Keep only the lines where "Column" appears.

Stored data
• • • • • • •

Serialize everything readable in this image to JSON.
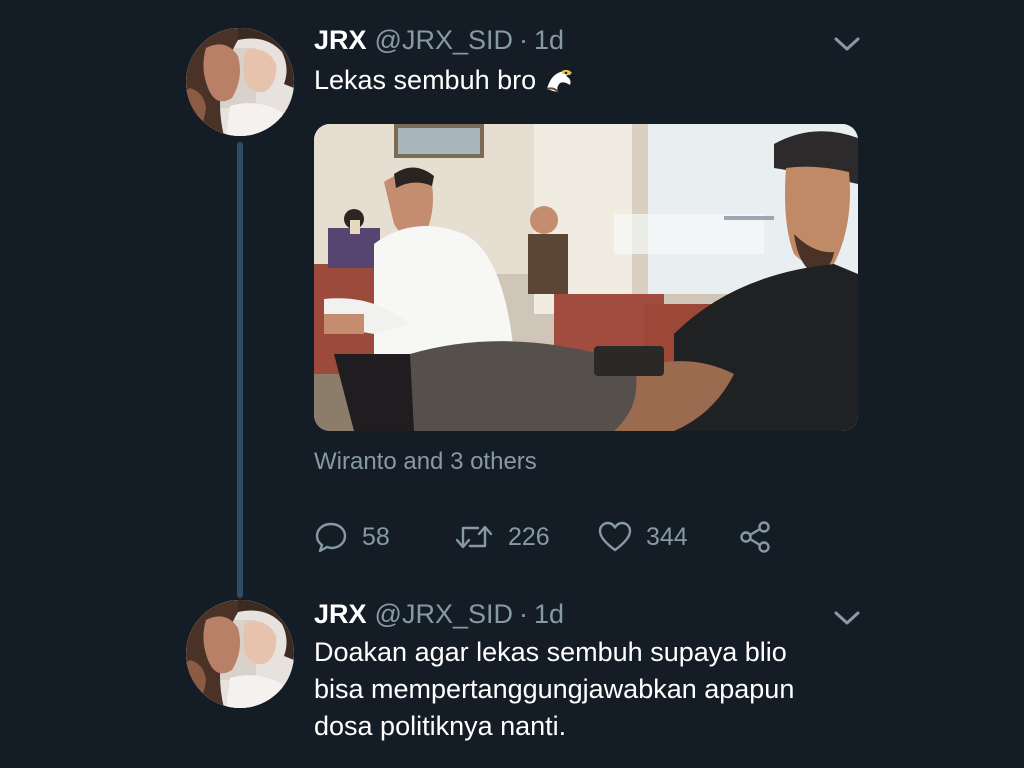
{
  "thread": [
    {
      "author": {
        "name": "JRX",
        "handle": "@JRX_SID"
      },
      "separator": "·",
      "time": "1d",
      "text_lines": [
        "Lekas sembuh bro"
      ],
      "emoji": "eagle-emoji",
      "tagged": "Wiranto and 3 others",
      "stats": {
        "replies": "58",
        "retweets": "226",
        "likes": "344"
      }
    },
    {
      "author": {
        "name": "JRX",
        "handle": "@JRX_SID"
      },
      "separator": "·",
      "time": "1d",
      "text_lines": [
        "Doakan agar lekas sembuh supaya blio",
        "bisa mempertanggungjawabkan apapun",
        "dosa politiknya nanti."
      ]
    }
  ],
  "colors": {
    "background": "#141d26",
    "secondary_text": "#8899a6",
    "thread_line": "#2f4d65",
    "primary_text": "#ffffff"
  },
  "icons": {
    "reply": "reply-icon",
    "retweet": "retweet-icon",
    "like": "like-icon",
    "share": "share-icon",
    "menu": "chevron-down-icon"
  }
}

• • • • • • •

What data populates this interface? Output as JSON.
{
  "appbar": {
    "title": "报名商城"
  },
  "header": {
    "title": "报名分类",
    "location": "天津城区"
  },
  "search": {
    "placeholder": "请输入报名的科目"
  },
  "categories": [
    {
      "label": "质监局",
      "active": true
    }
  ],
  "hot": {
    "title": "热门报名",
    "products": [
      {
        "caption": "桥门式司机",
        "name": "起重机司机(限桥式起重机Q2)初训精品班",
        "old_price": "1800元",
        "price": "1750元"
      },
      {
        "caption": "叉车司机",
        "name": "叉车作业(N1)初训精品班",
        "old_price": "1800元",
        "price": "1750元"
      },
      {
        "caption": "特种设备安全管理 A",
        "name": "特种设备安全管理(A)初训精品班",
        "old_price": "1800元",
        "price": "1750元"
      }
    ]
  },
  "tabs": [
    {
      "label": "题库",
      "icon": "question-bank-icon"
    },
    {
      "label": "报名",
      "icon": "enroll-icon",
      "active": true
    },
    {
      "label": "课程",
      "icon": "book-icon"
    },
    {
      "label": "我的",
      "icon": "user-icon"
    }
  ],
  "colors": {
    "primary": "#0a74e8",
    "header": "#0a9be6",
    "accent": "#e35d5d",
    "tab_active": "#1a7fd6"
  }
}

• • • • • • •

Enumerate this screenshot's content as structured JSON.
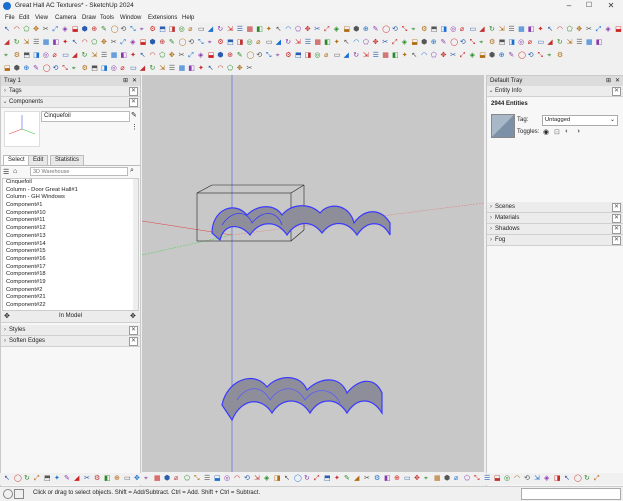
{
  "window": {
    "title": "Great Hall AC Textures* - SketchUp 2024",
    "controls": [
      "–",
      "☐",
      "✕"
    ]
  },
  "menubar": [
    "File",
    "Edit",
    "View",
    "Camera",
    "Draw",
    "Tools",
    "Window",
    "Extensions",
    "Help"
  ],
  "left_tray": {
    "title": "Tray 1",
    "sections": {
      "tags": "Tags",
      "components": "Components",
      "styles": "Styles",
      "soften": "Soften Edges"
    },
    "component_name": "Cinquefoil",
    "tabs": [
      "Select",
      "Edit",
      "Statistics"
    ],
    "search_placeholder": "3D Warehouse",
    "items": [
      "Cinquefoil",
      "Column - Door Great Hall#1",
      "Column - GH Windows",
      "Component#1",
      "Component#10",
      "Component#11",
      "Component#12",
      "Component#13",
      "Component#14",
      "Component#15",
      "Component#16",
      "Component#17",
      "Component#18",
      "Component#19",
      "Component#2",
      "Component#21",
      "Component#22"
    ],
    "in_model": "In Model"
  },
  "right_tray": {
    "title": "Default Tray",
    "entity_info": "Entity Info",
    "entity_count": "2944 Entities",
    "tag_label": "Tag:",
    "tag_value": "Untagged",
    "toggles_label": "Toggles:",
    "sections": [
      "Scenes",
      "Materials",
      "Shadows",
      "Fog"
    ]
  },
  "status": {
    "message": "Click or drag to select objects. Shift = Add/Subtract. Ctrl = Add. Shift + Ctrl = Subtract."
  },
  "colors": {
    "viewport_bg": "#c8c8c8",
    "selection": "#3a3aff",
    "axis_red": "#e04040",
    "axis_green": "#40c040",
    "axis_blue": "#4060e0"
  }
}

• • • • • • •

▸ **SOLUTION TO THIS TASK**
      "Column - Door Great Hall#1",
      "Column - GH Windows",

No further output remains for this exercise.